Dataset records:
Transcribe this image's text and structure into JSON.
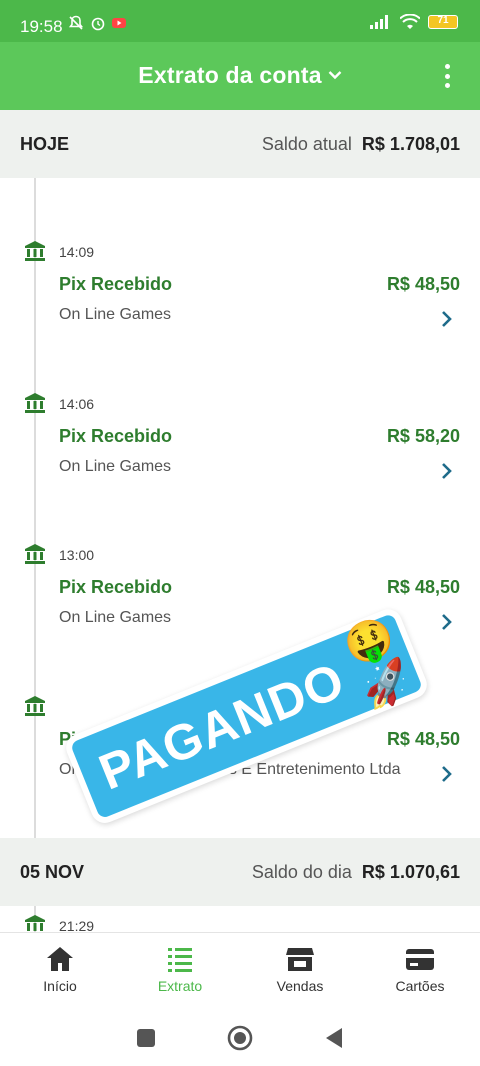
{
  "status_bar": {
    "time": "19:58",
    "battery": "71"
  },
  "app_bar": {
    "title": "Extrato da conta"
  },
  "today": {
    "label": "HOJE",
    "balance_label": "Saldo atual",
    "balance_value": "R$ 1.708,01"
  },
  "transactions": [
    {
      "time": "14:09",
      "title": "Pix Recebido",
      "amount": "R$ 48,50",
      "subtitle": "On Line Games"
    },
    {
      "time": "14:06",
      "title": "Pix Recebido",
      "amount": "R$ 58,20",
      "subtitle": "On Line Games"
    },
    {
      "time": "13:00",
      "title": "Pix Recebido",
      "amount": "R$ 48,50",
      "subtitle": "On Line Games"
    },
    {
      "time": "",
      "title": "Pix Recebido",
      "amount": "R$ 48,50",
      "subtitle": "Online Games Diversões E Entretenimento Ltda"
    }
  ],
  "prev_day": {
    "label": "05 NOV",
    "balance_label": "Saldo do dia",
    "balance_value": "R$ 1.070,61"
  },
  "prev_transactions": [
    {
      "time": "21:29"
    }
  ],
  "sticker": {
    "text": "PAGANDO",
    "emoji": "🤑🚀"
  },
  "bottom_nav": [
    {
      "label": "Início",
      "icon": "home-icon"
    },
    {
      "label": "Extrato",
      "icon": "list-icon",
      "active": true
    },
    {
      "label": "Vendas",
      "icon": "store-icon"
    },
    {
      "label": "Cartões",
      "icon": "card-icon"
    }
  ],
  "colors": {
    "primary": "#5cc85a",
    "status": "#4cb84a",
    "text_green": "#2e7d2e",
    "arrow": "#1e6b8a",
    "sticker": "#39b6e8"
  }
}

What to produce: Search the entries for the string "Extrato" and collect each line that has it.

Task result:
    "title": "Extrato da conta"
      "label": "Extrato",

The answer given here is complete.